_WHAT THE TASK ASKS_
Pictures aside, repeat every entry exactly.

Data entries:
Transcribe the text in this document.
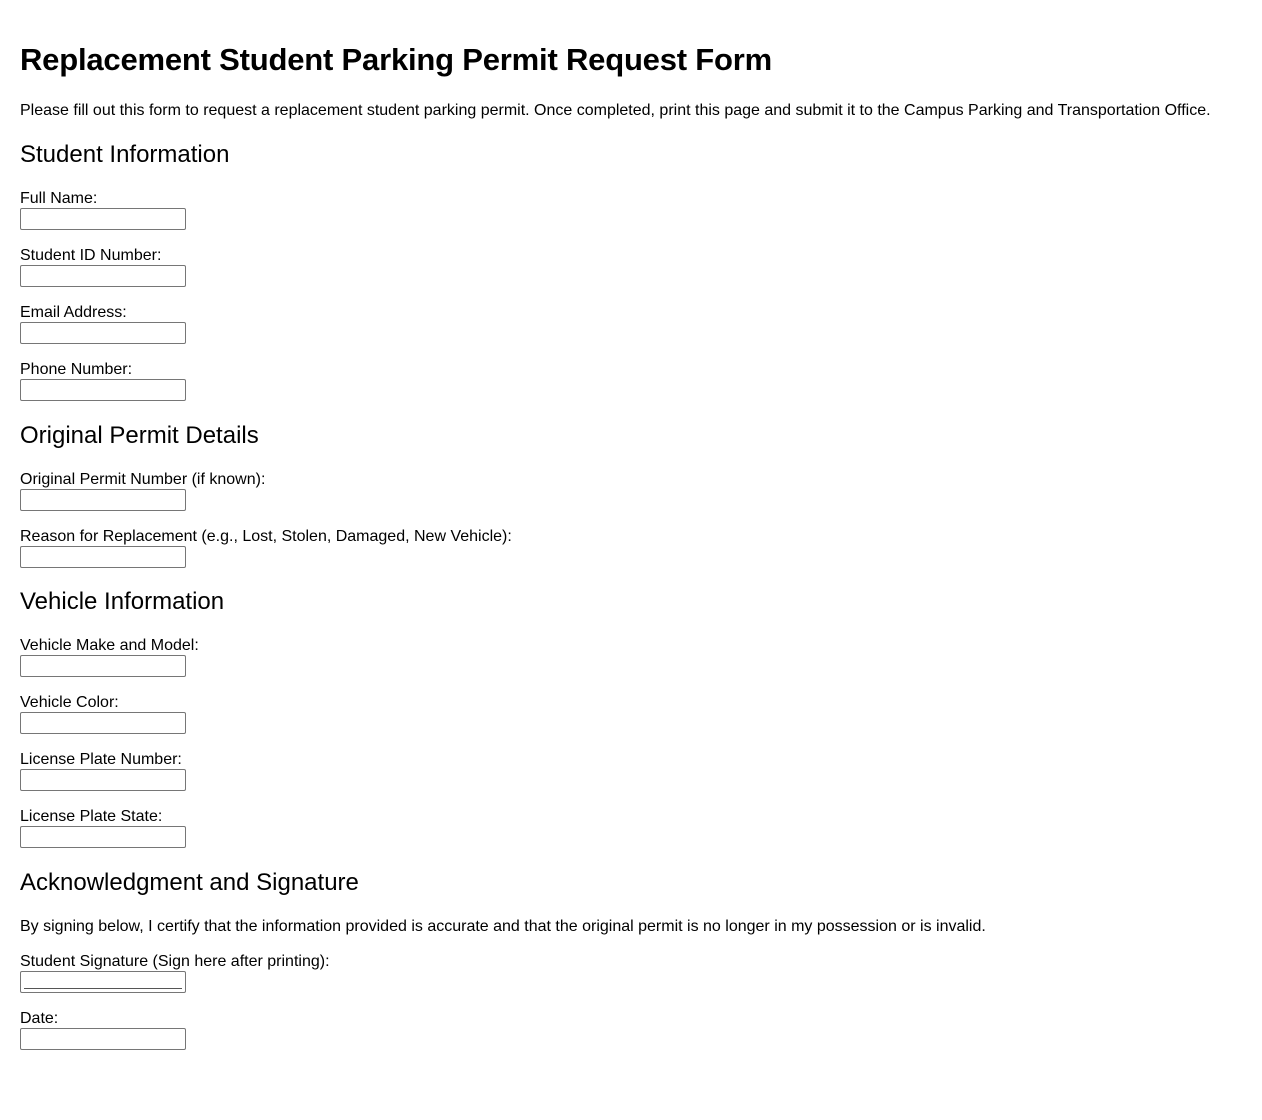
Replacement Student Parking Permit Request Form

Please fill out this form to request a replacement student parking permit. Once completed, print this page and submit it to the Campus Parking and Transportation Office.

Student Information
Full Name:
Student ID Number:
Email Address:
Phone Number:
Original Permit Details
Original Permit Number (if known):
Reason for Replacement (e.g., Lost, Stolen, Damaged, New Vehicle):
Vehicle Information
Vehicle Make and Model:
Vehicle Color:
License Plate Number:
License Plate State:
Acknowledgment and Signature

By signing below, I certify that the information provided is accurate and that the original permit is no longer in my possession or is invalid.

Student Signature (Sign here after printing):
Date:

_EXERCISE ANSWER_
Transcribe the text in this document.
Replacement Student Parking Permit Request Form

Please fill out this form to request a replacement student parking permit. Once completed, print this page and submit it to the Campus Parking and Transportation Office.

Student Information
Full Name:
Student ID Number:
Email Address:
Phone Number:
Original Permit Details
Original Permit Number (if known):
Reason for Replacement (e.g., Lost, Stolen, Damaged, New Vehicle):
Vehicle Information
Vehicle Make and Model:
Vehicle Color:
License Plate Number:
License Plate State:
Acknowledgment and Signature

By signing below, I certify that the information provided is accurate and that the original permit is no longer in my possession or is invalid.

Student Signature (Sign here after printing):
Date:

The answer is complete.